(Stored data)
# # #
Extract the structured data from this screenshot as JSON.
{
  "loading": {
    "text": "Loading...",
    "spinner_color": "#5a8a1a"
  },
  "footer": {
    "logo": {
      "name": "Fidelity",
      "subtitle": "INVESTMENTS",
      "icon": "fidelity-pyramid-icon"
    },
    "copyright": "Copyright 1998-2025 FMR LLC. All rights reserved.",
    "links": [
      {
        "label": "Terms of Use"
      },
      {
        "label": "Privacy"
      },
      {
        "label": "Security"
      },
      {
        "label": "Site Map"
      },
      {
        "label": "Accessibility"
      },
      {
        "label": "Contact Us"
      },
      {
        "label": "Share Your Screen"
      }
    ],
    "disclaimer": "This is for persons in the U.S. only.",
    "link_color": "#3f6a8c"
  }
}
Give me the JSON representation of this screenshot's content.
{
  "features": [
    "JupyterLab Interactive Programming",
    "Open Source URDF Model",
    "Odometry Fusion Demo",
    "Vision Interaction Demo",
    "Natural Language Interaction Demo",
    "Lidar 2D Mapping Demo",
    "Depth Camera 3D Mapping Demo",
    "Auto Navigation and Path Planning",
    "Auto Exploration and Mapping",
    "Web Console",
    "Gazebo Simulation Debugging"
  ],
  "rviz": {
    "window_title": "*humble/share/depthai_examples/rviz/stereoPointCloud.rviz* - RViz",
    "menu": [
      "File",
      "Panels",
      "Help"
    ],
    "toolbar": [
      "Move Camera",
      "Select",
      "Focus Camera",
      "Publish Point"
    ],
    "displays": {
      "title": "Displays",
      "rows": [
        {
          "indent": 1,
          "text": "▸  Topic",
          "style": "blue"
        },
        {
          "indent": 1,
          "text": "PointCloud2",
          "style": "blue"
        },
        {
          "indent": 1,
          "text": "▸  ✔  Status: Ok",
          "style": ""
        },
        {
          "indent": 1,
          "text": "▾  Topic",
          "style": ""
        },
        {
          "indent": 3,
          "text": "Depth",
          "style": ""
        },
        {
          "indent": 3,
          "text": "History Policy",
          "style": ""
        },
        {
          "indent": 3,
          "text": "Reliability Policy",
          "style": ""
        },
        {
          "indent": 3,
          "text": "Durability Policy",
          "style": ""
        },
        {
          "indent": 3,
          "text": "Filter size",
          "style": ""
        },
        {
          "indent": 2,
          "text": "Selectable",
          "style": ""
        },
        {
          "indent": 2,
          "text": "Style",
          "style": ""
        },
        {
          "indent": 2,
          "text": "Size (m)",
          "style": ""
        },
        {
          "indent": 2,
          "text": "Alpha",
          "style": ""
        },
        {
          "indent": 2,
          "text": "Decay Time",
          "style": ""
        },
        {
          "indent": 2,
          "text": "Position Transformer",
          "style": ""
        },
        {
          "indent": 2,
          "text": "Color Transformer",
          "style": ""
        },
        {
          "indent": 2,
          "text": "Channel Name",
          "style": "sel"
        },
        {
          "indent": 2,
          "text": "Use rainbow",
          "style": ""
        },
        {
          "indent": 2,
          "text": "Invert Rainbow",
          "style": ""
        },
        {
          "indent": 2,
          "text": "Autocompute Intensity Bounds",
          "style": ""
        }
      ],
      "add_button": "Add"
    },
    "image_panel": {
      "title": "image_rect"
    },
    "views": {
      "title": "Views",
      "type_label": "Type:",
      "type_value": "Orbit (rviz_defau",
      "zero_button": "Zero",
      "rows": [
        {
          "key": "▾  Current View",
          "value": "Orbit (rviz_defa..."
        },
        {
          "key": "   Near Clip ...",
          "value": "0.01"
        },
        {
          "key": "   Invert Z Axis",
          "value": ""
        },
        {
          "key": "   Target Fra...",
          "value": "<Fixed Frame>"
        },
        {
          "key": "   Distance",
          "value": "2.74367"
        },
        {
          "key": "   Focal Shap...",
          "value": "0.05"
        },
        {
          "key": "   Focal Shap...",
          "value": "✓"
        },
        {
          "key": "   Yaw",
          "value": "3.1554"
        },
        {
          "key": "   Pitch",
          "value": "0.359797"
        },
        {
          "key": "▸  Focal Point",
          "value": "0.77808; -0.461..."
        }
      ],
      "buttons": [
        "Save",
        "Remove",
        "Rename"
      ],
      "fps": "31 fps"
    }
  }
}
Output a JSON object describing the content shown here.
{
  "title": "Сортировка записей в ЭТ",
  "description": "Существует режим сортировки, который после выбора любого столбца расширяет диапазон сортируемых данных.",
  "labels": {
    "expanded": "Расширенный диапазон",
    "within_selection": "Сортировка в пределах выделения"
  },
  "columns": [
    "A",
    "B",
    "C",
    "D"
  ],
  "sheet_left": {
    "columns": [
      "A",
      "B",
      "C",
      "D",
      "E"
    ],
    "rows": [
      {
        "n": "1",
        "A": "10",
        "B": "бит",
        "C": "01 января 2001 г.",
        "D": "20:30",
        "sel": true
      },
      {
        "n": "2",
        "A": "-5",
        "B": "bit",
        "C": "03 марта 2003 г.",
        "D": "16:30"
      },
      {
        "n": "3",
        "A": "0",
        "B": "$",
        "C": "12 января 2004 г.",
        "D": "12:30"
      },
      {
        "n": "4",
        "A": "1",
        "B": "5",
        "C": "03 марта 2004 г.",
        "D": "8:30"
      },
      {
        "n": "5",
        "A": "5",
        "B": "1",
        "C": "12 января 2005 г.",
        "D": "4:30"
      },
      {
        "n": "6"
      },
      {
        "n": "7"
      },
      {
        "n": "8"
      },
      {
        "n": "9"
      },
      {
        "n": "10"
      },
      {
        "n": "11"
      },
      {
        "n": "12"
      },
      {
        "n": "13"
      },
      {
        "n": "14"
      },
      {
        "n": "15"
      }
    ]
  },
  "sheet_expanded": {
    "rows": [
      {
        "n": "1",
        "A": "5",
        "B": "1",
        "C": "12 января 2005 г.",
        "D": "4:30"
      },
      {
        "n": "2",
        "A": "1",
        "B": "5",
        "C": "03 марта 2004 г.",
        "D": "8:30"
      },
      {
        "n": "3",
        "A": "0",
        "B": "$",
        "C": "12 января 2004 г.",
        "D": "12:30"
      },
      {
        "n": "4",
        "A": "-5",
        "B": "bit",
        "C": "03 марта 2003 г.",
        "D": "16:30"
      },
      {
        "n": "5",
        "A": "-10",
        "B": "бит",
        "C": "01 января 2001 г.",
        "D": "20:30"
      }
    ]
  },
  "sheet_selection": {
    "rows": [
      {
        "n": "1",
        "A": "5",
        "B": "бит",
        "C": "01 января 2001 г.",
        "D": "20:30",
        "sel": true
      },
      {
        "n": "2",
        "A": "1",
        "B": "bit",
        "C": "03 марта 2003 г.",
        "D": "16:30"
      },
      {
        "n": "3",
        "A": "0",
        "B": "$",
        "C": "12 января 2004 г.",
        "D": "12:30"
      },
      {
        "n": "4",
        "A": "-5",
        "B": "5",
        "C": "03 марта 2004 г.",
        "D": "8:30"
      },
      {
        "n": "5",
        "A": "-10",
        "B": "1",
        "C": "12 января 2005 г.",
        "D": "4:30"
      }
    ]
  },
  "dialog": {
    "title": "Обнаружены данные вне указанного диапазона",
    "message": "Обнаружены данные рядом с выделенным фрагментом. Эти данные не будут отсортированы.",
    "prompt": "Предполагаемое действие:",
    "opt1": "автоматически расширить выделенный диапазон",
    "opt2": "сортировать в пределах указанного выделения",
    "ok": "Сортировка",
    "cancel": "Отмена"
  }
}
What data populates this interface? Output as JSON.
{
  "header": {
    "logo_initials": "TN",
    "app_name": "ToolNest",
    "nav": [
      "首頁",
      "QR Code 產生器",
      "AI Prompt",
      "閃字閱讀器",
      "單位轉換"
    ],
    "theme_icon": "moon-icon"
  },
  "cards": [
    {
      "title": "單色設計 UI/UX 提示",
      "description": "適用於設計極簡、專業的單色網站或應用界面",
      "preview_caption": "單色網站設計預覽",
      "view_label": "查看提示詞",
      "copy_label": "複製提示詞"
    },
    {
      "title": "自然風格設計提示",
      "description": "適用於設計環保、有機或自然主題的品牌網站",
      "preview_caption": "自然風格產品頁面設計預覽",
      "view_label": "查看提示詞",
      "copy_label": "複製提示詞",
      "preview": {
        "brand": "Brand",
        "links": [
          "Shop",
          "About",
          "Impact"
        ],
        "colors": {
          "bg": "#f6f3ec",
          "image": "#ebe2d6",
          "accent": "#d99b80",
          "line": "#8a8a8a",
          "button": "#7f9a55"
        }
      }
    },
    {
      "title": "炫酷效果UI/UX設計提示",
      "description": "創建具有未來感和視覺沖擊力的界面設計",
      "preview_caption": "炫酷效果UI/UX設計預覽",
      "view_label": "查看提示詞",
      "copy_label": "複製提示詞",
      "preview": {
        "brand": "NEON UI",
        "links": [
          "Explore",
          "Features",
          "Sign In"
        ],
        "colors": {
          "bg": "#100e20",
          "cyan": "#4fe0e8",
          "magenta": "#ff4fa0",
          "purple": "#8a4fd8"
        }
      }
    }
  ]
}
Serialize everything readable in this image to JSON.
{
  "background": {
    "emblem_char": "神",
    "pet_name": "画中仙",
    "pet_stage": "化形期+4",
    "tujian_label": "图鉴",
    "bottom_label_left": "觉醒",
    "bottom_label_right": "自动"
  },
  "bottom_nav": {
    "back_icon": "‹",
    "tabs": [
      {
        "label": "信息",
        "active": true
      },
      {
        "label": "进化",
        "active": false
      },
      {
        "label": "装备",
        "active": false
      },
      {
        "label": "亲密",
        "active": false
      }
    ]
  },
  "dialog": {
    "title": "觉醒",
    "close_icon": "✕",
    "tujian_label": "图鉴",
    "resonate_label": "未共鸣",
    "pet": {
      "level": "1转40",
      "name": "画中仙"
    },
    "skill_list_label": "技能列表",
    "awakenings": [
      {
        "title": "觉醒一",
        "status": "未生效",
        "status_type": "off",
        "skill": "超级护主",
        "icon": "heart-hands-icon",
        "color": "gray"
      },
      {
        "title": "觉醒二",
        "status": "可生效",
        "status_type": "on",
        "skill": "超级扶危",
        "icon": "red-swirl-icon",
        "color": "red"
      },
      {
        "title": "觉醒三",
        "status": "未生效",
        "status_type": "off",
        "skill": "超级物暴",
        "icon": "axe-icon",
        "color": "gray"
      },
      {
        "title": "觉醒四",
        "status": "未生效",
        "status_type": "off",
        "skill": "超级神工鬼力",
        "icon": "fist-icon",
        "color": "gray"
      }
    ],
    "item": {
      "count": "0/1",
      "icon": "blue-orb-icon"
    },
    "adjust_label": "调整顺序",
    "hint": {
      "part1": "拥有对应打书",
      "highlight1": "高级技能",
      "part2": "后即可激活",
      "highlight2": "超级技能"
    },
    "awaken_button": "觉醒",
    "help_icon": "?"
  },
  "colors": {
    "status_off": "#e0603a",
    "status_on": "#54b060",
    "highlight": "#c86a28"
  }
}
# # #
### What is expected
Go through the entries and return each line where the word "content" appears.

### Complete output
Give me the JSON representation of this screenshot's content.
Output a JSON object describing the content shown here.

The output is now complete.